* _Task objective_: Every record should be written out exactly, with the pictures left out.

..........

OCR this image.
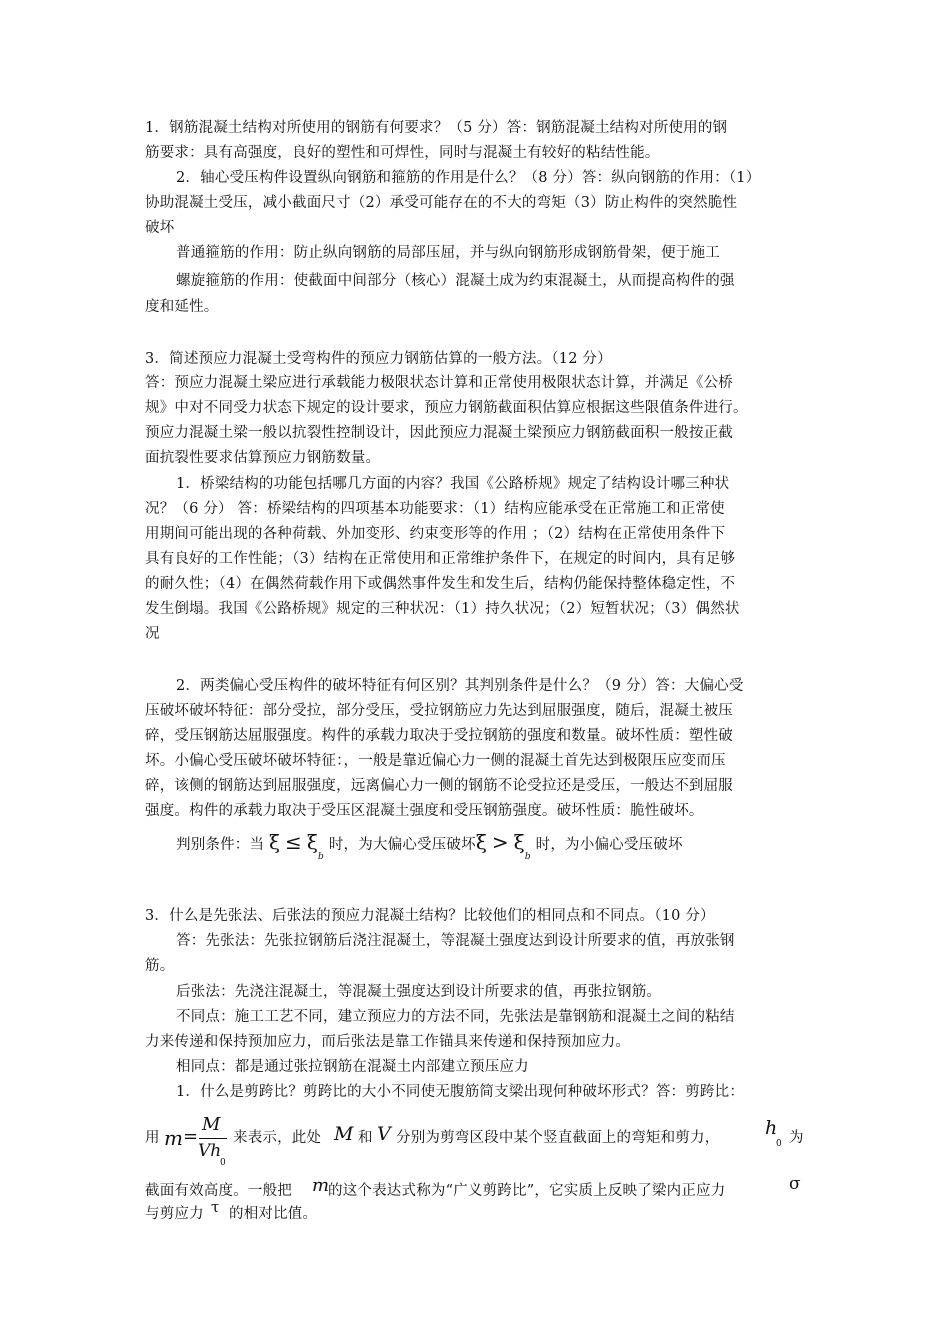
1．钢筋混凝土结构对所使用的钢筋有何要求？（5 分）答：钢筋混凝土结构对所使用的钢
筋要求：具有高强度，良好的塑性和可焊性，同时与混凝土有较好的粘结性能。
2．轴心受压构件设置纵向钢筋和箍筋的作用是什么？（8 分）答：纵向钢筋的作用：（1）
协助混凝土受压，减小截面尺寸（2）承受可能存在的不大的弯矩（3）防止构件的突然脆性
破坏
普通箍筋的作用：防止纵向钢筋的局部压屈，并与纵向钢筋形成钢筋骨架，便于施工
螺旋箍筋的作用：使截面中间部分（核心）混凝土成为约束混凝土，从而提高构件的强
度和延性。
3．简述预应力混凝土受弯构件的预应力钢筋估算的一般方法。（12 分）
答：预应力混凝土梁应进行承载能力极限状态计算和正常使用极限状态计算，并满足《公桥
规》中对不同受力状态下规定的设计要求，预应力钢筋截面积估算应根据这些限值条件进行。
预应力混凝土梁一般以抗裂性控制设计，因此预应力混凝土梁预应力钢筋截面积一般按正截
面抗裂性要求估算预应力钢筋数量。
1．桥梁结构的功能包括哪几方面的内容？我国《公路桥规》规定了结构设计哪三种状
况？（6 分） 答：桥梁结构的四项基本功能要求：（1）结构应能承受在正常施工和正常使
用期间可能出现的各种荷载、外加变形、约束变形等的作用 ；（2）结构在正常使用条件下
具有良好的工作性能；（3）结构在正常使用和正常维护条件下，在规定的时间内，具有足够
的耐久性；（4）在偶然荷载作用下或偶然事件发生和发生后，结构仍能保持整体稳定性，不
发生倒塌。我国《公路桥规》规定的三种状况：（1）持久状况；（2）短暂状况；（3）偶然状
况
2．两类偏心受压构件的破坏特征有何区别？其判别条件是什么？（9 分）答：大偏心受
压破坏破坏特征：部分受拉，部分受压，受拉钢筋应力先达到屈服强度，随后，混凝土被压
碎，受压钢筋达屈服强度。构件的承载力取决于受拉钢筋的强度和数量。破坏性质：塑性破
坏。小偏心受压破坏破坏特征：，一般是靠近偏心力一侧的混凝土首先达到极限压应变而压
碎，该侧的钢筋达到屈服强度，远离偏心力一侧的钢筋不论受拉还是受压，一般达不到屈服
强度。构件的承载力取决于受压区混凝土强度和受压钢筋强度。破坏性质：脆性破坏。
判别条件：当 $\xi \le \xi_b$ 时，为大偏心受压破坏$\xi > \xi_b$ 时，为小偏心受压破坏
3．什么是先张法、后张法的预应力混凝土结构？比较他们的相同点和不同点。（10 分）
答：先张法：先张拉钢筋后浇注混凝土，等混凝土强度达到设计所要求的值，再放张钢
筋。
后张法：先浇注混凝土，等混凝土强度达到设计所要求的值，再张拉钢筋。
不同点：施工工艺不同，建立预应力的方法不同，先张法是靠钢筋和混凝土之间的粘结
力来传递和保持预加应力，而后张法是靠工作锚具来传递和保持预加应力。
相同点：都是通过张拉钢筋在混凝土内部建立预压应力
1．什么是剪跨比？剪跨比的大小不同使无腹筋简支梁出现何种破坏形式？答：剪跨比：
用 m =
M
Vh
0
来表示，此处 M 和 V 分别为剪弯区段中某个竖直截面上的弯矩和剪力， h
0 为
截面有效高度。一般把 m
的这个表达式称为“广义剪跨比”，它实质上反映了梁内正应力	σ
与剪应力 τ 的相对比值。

..........

* _Written reply_:
OCR this image.
1．钢筋混凝土结构对所使用的钢筋有何要求？（5 分）答：钢筋混凝土结构对所使用的钢
筋要求：具有高强度，良好的塑性和可焊性，同时与混凝土有较好的粘结性能。
2．轴心受压构件设置纵向钢筋和箍筋的作用是什么？（8 分）答：纵向钢筋的作用：（1）
协助混凝土受压，减小截面尺寸（2）承受可能存在的不大的弯矩（3）防止构件的突然脆性
破坏
普通箍筋的作用：防止纵向钢筋的局部压屈，并与纵向钢筋形成钢筋骨架，便于施工
螺旋箍筋的作用：使截面中间部分（核心）混凝土成为约束混凝土，从而提高构件的强
度和延性。
3．简述预应力混凝土受弯构件的预应力钢筋估算的一般方法。（12 分）
答：预应力混凝土梁应进行承载能力极限状态计算和正常使用极限状态计算，并满足《公桥
规》中对不同受力状态下规定的设计要求，预应力钢筋截面积估算应根据这些限值条件进行。
预应力混凝土梁一般以抗裂性控制设计，因此预应力混凝土梁预应力钢筋截面积一般按正截
面抗裂性要求估算预应力钢筋数量。
1．桥梁结构的功能包括哪几方面的内容？我国《公路桥规》规定了结构设计哪三种状
况？（6 分） 答：桥梁结构的四项基本功能要求：（1）结构应能承受在正常施工和正常使
用期间可能出现的各种荷载、外加变形、约束变形等的作用 ；（2）结构在正常使用条件下
具有良好的工作性能；（3）结构在正常使用和正常维护条件下，在规定的时间内，具有足够
的耐久性；（4）在偶然荷载作用下或偶然事件发生和发生后，结构仍能保持整体稳定性，不
发生倒塌。我国《公路桥规》规定的三种状况：（1）持久状况；（2）短暂状况；（3）偶然状
况
2．两类偏心受压构件的破坏特征有何区别？其判别条件是什么？（9 分）答：大偏心受
压破坏破坏特征：部分受拉，部分受压，受拉钢筋应力先达到屈服强度，随后，混凝土被压
碎，受压钢筋达屈服强度。构件的承载力取决于受拉钢筋的强度和数量。破坏性质：塑性破
坏。小偏心受压破坏破坏特征：，一般是靠近偏心力一侧的混凝土首先达到极限压应变而压
碎，该侧的钢筋达到屈服强度，远离偏心力一侧的钢筋不论受拉还是受压，一般达不到屈服
强度。构件的承载力取决于受压区混凝土强度和受压钢筋强度。破坏性质：脆性破坏。
判别条件：当 $\xi \le \xi_b$ 时，为大偏心受压破坏$\xi > \xi_b$ 时，为小偏心受压破坏
3．什么是先张法、后张法的预应力混凝土结构？比较他们的相同点和不同点。（10 分）
答：先张法：先张拉钢筋后浇注混凝土，等混凝土强度达到设计所要求的值，再放张钢
筋。
后张法：先浇注混凝土，等混凝土强度达到设计所要求的值，再张拉钢筋。
不同点：施工工艺不同，建立预应力的方法不同，先张法是靠钢筋和混凝土之间的粘结
力来传递和保持预加应力，而后张法是靠工作锚具来传递和保持预加应力。
相同点：都是通过张拉钢筋在混凝土内部建立预压应力
1．什么是剪跨比？剪跨比的大小不同使无腹筋简支梁出现何种破坏形式？答：剪跨比：
用 m =
M
Vh
0
来表示，此处 M 和 V 分别为剪弯区段中某个竖直截面上的弯矩和剪力， h
0 为
截面有效高度。一般把 m
的这个表达式称为“广义剪跨比”，它实质上反映了梁内正应力	σ
与剪应力 τ 的相对比值。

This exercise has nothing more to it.